Tareas →
1: Según el fragmento sobre la quema de libros, ¿qué inventó Gutenberg?
2: Copia del fragmento sobre la quema de libros el pasaje que empieza en "(Heinrich Heine)" y termina en "el siglo XX.", pero sustituye "espectáculo" por "acto".

Fragmento del texto →
======

Los nazis, la quema de libros y la bestialidad a través de la historia


«DONDE SE QUEMEN LIBROS, SE TERMINARÁ, INEVITABLEMENTE, QUEMANDO SERES HUMANOS»

(Heinrich Heine)

No creo que sea posible afirmar que los nacional-socialistas (lindo y rimbombante nombre para un partido político, aunque un tanto incoherente) tuvieron la originalidad de presentar semejante espectáculo al pueblo alemán. La historia de nuestra humanidad abunda en actos de barbarie, y entre ellos, las quemas públicas de libros. Lo que sí puede afirmarse es que fueron los primeros en montar un «show esclarecedor» de ese jaez en el siglo XX.

Tal vez.

Pero lo que resulta un tanto irónico es que fue precisamente un alemán, 500 años antes, el que generó una de las más profundas e importantes revoluciones intelectuales de toda la historia de la humanidad.

Se llamaba Gutenberg e inventó la imprenta de tipos movibles, con lo que proveyó al género humano de uno de los más preciados logros, la posibilidad de dejar impresa la palabra que expresaba un pensamiento, una idea… y personalmente creo que ese invento fue muchísimo más revolucionario y trascendental que la computadora personal.

A partir de entonces el mundo empezó a llenarse de libros, se vio bendecido por más y más expresiones de ideas… pero también comenzaron a surgir personajes que empezaron a darse cuenta que un libro puede ser a veces más peligroso que una daga, o un cañón… o todo un ejército Así pues, son famosos los intentos de evitar que la gente tenga acceso a determinados libros, a determinadas ideas, al pensamiento, al disenso… a la libertad por el pensamiento. Hubo muchas formas e intentos, todos conocemos la Santa Inquisición, la censura en todas sus formas y en todos los tiempos, el «Index Librorum Proibitorum» (Índice de Libros prohibidos) del Vaticano, que fue una detallada lista de libros de autoría liberal, de plumas librepensadoras, en fin… de ideas abiertas, de invitaciones a pensar.

======

(Listados de regiones y etiquetas)

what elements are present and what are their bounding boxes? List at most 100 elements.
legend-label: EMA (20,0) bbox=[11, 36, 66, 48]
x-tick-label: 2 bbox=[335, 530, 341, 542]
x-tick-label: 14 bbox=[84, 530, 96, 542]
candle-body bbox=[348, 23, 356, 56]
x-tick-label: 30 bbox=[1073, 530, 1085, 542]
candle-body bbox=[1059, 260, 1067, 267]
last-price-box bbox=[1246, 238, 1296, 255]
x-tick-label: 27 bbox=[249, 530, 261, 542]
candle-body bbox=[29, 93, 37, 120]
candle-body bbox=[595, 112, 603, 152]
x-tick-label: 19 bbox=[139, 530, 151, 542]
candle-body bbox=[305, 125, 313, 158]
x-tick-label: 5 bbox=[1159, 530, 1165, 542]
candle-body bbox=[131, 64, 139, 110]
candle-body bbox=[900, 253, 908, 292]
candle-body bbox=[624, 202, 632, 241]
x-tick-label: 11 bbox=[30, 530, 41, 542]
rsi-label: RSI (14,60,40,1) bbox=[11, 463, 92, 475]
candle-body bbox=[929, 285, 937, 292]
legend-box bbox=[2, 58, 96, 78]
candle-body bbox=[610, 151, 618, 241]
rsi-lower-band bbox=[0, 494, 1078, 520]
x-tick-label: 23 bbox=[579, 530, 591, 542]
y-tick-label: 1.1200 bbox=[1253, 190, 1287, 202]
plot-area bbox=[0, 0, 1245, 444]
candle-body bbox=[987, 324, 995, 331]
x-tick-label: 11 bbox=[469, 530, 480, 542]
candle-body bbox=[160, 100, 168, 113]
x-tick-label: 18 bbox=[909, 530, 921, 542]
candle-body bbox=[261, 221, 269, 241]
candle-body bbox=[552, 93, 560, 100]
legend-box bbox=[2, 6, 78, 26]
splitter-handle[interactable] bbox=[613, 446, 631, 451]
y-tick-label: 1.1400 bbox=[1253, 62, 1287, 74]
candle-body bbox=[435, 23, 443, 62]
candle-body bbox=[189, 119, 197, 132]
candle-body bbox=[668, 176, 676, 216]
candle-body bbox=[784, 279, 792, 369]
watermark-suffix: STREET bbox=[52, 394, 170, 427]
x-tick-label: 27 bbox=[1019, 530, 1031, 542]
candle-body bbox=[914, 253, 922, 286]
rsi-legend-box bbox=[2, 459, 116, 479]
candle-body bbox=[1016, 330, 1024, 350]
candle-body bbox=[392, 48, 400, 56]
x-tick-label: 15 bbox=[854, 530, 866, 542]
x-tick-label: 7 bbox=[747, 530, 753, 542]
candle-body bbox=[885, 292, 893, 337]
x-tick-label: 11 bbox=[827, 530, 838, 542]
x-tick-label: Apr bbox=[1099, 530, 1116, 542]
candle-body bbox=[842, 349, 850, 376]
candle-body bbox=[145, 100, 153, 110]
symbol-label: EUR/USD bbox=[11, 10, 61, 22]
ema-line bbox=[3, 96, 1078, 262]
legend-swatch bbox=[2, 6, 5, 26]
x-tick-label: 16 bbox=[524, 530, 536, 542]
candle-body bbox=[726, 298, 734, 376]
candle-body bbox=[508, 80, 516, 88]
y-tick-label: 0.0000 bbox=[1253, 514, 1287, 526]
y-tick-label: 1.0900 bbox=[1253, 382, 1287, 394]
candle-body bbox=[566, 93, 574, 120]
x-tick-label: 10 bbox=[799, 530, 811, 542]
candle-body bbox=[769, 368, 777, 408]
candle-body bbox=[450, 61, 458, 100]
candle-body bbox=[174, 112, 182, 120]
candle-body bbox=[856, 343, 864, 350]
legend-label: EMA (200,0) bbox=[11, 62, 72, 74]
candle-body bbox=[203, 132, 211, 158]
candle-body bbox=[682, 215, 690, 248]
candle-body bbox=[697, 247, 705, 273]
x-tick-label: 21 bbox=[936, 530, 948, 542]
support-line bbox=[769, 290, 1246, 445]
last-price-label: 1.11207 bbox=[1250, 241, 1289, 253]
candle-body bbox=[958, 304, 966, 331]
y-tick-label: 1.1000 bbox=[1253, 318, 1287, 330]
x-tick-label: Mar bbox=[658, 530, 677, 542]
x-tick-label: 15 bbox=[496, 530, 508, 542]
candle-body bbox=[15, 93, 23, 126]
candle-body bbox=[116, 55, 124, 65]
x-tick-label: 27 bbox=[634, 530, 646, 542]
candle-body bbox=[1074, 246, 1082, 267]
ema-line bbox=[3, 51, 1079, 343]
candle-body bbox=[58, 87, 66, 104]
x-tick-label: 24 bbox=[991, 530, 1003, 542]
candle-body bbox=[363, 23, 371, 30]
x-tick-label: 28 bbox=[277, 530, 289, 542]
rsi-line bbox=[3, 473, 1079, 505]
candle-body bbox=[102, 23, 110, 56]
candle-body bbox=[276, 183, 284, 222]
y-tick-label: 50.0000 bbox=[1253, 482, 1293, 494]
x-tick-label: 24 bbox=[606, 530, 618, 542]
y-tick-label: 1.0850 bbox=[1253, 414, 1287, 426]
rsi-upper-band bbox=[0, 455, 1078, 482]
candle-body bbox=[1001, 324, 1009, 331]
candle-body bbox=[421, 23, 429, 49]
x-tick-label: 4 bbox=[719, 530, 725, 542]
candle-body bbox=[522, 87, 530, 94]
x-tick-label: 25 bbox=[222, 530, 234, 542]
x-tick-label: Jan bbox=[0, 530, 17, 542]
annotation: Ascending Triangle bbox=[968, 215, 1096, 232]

======

Respuestas →
1: La imprenta de tipos movibles.

2:
(Heinrich Heine)

No creo que sea posible afirmar que los nacional-socialistas (lindo y rimbombante nombre para un partido político, aunque un tanto incoherente) tuvieron la originalidad de presentar semejante acto al pueblo alemán. La historia de nuestra humanidad abunda en actos de barbarie, y entre ellos, las quemas públicas de libros. Lo que sí puede afirmarse es que fueron los primeros en montar un «show esclarecedor» de ese jaez en el siglo XX.